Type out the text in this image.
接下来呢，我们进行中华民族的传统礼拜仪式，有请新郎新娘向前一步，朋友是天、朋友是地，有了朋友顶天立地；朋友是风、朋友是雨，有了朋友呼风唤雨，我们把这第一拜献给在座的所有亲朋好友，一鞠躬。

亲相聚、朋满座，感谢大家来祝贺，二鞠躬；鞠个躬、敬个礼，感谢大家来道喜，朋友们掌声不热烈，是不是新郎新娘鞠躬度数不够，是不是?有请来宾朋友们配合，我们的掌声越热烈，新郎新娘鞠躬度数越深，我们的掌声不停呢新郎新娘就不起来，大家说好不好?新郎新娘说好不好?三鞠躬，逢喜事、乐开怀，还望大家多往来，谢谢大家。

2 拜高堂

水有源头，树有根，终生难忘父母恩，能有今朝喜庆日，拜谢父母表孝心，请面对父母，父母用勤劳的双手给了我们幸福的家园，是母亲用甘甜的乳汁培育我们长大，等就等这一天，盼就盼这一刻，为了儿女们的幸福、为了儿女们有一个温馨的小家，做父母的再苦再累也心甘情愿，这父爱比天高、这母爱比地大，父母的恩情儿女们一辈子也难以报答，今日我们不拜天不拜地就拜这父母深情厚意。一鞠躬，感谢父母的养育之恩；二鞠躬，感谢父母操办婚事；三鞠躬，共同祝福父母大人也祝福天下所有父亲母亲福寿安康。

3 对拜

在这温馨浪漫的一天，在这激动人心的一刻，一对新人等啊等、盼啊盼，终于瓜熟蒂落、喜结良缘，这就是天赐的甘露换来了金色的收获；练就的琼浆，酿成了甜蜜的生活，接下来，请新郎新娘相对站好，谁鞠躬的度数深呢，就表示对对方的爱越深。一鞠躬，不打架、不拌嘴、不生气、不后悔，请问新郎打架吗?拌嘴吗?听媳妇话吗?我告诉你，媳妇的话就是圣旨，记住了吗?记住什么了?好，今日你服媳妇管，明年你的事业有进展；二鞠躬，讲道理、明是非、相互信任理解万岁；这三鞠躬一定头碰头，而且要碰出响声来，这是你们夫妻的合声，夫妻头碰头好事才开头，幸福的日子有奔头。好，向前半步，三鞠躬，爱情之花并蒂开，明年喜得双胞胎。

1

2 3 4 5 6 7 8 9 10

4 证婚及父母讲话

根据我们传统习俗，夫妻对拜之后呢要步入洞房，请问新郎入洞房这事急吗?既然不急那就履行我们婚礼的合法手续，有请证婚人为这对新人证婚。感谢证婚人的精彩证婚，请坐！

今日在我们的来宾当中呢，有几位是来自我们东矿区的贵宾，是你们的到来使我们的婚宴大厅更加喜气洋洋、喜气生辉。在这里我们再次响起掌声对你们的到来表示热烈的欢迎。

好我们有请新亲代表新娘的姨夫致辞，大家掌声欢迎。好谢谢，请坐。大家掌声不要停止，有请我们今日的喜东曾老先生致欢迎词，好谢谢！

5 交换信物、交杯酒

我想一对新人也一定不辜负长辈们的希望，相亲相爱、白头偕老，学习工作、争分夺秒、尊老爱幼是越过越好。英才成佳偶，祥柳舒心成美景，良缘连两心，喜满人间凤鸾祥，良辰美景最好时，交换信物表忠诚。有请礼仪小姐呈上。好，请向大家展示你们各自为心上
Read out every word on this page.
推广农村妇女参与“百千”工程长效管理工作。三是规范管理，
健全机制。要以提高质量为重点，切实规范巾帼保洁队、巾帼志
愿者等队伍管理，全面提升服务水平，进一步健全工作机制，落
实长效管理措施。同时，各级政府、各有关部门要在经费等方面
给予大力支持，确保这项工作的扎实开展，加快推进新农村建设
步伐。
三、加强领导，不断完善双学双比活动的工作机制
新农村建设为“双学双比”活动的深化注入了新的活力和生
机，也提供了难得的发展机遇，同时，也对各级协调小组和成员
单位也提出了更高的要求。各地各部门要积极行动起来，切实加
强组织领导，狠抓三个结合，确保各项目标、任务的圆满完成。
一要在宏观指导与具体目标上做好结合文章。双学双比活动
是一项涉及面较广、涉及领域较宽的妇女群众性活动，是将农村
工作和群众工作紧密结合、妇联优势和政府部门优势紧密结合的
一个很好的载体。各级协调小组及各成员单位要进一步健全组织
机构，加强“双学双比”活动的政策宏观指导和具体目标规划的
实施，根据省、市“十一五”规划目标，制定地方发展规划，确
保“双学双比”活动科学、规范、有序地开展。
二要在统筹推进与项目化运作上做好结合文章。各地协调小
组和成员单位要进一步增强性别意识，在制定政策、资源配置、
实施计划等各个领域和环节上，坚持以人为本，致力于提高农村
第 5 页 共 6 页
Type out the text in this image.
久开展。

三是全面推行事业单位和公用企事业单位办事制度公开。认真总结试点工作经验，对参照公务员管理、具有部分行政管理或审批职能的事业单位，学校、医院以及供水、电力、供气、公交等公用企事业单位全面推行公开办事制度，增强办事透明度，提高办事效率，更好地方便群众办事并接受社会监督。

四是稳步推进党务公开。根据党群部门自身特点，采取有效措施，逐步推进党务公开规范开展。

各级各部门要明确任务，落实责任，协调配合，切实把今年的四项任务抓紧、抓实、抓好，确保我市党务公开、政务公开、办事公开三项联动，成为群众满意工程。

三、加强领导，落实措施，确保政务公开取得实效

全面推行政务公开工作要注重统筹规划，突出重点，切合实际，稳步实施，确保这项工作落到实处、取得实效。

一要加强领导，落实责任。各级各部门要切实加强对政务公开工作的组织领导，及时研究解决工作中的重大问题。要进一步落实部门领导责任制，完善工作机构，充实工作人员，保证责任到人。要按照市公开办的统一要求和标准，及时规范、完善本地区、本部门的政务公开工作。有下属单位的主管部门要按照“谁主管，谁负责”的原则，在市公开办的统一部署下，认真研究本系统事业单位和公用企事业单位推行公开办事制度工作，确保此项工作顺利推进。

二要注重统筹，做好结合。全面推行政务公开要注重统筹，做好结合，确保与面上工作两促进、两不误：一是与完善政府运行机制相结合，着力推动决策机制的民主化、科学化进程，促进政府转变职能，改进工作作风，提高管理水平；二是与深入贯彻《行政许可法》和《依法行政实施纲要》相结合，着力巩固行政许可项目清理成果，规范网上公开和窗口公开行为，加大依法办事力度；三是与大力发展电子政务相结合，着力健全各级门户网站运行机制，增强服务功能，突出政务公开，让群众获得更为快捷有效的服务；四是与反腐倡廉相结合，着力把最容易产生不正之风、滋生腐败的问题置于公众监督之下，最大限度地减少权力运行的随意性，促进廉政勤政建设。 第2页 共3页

-.-.-

Identify each line in the records above containing the word "落实责任"; copy those lines.

各级各部门要明确任务，落实责任，协调配合，切实把今年的四项任务抓紧、抓实、抓好，确保我市党务公开、政务公开、办事公开三项联动，成为群众满意工程。
一要加强领导，落实责任。各级各部门要切实加强对政务公开工作的组织领导，及时研究解决工作中的重大问题。要进一步落实部门领导责任制，完善工作机构，充实工作人员，保证责任到人。要按照市公开办的统一要求和标准，及时规范、完善本地区、本部门的政务公开工作。有下属单位的主管部门要按照“谁主管，谁负责”的原则，在市公开办的统一部署下，认真研究本系统事业单位和公用企事业单位推行公开办事制度工作，确保此项工作顺利推进。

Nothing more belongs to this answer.